> _TASK TO CARRY OUT_: Reproduce each line bearing the word "Wavelength".

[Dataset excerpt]
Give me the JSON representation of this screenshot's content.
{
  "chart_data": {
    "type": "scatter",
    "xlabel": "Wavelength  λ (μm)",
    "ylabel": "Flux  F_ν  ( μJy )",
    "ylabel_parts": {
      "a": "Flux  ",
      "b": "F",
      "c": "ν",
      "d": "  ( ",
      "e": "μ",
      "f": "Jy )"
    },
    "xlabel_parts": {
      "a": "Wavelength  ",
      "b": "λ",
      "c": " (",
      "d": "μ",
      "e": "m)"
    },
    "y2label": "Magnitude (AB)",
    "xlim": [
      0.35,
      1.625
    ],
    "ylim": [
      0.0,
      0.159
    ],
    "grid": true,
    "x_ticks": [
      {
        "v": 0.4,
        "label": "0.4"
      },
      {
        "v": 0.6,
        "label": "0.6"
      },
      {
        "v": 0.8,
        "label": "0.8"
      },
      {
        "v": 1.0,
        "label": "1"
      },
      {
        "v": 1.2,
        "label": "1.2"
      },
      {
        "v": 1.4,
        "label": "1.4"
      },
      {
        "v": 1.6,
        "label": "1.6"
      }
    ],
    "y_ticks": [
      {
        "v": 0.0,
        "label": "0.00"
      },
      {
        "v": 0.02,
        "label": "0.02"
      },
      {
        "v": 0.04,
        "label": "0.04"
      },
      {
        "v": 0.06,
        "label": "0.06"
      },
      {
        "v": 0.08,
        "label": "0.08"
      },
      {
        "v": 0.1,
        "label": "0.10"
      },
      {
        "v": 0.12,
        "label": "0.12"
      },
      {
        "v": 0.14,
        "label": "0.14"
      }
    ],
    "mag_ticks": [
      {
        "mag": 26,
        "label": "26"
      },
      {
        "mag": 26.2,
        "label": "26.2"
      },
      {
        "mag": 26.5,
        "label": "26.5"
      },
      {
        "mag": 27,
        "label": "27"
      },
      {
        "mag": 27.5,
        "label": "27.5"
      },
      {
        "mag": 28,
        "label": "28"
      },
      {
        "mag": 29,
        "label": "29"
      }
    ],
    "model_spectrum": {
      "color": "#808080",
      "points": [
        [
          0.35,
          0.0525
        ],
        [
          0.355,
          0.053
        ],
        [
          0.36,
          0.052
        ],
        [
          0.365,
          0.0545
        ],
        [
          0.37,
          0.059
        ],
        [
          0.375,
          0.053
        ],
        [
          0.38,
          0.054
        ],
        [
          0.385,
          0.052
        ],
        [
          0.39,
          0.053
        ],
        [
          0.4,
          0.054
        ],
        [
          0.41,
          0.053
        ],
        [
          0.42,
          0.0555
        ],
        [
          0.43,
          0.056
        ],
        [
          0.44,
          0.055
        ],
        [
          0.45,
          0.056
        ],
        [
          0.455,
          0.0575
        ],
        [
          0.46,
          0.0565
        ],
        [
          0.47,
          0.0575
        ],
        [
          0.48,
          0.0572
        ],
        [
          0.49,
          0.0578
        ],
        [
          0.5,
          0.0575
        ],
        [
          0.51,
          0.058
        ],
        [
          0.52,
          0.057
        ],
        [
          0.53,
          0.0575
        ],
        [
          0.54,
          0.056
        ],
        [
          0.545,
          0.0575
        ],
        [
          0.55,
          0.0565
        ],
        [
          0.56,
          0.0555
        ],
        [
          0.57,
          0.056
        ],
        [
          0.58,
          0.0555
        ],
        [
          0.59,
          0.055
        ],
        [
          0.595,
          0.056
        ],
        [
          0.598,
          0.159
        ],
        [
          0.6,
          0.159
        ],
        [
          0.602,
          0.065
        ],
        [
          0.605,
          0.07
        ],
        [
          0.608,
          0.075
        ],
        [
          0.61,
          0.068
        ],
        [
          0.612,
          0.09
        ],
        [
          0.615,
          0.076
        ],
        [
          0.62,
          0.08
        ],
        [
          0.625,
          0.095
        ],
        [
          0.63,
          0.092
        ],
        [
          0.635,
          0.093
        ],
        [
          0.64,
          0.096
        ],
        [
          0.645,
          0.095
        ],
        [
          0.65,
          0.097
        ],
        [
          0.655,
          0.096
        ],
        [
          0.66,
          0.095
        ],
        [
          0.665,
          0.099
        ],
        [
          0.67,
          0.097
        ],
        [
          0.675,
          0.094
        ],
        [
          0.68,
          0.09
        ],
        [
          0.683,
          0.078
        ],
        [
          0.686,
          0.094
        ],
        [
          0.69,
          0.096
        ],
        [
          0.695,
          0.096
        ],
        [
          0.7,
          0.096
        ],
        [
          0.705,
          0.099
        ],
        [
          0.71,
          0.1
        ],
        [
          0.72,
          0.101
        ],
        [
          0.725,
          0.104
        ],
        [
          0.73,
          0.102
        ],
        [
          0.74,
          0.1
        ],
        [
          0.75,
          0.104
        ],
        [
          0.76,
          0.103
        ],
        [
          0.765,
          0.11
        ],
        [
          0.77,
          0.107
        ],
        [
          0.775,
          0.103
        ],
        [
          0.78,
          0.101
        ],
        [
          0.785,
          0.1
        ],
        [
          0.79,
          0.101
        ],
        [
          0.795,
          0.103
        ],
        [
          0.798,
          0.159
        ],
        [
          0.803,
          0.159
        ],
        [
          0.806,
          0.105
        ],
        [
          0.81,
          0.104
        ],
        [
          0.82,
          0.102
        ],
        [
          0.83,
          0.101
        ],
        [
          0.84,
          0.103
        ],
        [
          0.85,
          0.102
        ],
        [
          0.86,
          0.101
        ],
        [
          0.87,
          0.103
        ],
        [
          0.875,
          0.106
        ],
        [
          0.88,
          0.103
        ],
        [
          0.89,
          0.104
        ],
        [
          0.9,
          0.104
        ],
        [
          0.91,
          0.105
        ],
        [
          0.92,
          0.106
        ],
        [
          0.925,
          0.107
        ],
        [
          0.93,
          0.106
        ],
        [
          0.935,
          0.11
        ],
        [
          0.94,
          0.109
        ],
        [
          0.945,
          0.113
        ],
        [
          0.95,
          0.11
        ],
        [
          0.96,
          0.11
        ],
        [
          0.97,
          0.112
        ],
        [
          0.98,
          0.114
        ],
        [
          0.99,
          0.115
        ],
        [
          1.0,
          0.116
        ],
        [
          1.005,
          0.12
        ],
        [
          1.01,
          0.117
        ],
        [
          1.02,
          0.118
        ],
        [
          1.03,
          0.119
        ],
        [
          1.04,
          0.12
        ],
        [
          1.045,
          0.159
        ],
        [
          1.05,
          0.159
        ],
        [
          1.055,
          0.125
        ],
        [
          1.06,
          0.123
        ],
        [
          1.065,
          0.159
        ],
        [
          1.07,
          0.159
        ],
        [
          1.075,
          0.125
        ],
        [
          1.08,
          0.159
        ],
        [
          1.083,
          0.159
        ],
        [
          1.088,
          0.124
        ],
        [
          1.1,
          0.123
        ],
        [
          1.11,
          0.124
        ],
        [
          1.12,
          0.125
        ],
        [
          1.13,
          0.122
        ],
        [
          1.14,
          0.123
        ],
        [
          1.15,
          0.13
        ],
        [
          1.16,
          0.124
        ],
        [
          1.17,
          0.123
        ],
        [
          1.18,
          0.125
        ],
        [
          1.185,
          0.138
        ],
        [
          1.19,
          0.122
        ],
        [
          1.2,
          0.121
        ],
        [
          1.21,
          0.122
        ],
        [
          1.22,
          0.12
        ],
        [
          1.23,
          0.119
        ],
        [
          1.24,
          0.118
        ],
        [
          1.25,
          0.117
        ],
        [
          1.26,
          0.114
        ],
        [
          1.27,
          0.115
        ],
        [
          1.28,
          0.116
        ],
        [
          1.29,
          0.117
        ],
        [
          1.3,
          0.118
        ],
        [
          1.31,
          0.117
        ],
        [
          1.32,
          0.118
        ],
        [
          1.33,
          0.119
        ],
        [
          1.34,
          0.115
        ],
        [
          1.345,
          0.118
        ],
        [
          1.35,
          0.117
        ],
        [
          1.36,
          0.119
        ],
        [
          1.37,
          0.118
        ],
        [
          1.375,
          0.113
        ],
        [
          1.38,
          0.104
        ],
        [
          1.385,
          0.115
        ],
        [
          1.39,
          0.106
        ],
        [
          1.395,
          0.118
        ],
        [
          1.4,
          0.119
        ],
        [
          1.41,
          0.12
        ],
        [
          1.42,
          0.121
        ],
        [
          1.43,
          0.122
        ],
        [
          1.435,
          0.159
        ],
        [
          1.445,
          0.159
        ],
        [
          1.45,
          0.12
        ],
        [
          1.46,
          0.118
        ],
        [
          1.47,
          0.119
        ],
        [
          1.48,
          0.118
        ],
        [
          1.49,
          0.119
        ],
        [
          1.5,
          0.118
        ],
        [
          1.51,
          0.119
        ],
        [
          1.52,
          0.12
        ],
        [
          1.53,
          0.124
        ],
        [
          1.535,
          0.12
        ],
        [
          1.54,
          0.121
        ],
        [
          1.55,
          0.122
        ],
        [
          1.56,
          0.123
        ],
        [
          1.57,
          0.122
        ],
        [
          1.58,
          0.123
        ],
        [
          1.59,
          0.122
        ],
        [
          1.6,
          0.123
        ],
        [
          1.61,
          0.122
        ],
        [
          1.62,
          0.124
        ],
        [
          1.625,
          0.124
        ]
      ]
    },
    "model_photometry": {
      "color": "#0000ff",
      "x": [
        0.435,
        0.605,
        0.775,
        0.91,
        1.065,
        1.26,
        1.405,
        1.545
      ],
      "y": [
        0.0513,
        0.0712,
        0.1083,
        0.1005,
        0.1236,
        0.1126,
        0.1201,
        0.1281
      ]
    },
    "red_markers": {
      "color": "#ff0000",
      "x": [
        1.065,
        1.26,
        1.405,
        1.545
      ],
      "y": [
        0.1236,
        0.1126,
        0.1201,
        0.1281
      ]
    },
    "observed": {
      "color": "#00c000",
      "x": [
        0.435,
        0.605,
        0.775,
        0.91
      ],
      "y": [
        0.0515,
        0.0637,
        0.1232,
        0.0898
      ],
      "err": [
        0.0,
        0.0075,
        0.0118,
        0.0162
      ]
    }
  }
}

> _SOLUTION BELOW_:
    "xlabel": "Wavelength  λ (μm)",
      "a": "Wavelength  ",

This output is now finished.